▸ **SHORT TASK**
In the records below, find each line containing the word "avatar" and copy it.
***** TASK INPUTS *****
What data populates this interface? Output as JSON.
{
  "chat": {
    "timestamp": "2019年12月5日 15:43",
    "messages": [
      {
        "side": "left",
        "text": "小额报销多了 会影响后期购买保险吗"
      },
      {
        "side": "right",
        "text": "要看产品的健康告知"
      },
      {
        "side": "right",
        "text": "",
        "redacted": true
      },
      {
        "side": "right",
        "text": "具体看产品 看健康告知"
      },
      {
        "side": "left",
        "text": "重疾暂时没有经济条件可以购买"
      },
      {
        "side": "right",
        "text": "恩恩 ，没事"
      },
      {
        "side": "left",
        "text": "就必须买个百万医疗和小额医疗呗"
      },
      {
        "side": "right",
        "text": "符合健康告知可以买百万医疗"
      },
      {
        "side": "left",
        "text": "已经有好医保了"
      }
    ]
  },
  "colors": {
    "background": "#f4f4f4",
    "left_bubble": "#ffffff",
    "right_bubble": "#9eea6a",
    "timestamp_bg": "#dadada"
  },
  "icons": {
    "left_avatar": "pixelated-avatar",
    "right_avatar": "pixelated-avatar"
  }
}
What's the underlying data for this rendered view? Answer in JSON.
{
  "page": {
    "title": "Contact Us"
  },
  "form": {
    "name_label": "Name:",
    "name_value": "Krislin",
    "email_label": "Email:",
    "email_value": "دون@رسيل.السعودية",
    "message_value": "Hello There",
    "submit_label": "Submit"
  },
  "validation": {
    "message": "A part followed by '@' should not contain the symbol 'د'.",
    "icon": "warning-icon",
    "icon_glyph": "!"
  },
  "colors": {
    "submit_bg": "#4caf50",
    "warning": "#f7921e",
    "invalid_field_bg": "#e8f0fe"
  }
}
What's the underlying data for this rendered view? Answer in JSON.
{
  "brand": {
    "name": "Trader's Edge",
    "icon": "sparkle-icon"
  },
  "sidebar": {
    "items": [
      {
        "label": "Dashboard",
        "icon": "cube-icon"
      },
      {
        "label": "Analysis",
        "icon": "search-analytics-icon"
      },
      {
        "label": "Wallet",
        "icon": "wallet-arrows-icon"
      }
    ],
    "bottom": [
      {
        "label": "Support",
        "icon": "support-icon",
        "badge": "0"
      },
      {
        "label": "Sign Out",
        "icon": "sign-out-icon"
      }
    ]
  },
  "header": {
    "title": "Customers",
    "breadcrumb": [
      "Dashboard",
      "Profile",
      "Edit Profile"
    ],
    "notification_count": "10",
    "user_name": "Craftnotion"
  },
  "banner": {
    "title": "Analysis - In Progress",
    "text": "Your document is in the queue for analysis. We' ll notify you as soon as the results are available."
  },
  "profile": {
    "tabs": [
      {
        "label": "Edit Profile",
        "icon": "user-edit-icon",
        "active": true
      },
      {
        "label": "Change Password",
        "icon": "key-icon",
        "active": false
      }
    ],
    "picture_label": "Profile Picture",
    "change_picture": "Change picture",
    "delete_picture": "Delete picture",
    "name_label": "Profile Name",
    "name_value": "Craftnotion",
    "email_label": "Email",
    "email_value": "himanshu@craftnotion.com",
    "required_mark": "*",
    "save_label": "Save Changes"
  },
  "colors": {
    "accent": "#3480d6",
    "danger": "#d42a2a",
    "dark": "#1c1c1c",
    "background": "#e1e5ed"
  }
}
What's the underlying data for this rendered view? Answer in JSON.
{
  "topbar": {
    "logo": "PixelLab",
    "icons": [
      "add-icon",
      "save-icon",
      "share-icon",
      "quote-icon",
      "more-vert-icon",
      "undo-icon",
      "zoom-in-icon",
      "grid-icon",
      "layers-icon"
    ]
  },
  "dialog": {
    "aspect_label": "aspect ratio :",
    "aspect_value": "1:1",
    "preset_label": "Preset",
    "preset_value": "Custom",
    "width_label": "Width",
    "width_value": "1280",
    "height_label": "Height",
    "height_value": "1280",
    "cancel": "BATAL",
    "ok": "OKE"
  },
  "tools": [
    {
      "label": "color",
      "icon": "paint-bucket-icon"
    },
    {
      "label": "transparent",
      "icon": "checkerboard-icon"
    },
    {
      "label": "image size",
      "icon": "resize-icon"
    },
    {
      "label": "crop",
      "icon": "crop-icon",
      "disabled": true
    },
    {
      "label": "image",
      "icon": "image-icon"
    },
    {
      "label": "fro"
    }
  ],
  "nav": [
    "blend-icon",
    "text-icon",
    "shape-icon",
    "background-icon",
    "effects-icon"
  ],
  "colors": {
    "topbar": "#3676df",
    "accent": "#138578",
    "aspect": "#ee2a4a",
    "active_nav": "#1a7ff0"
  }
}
*****
▸ **FULL SOLUTION**
    "left_avatar": "pixelated-avatar",
    "right_avatar": "pixelated-avatar"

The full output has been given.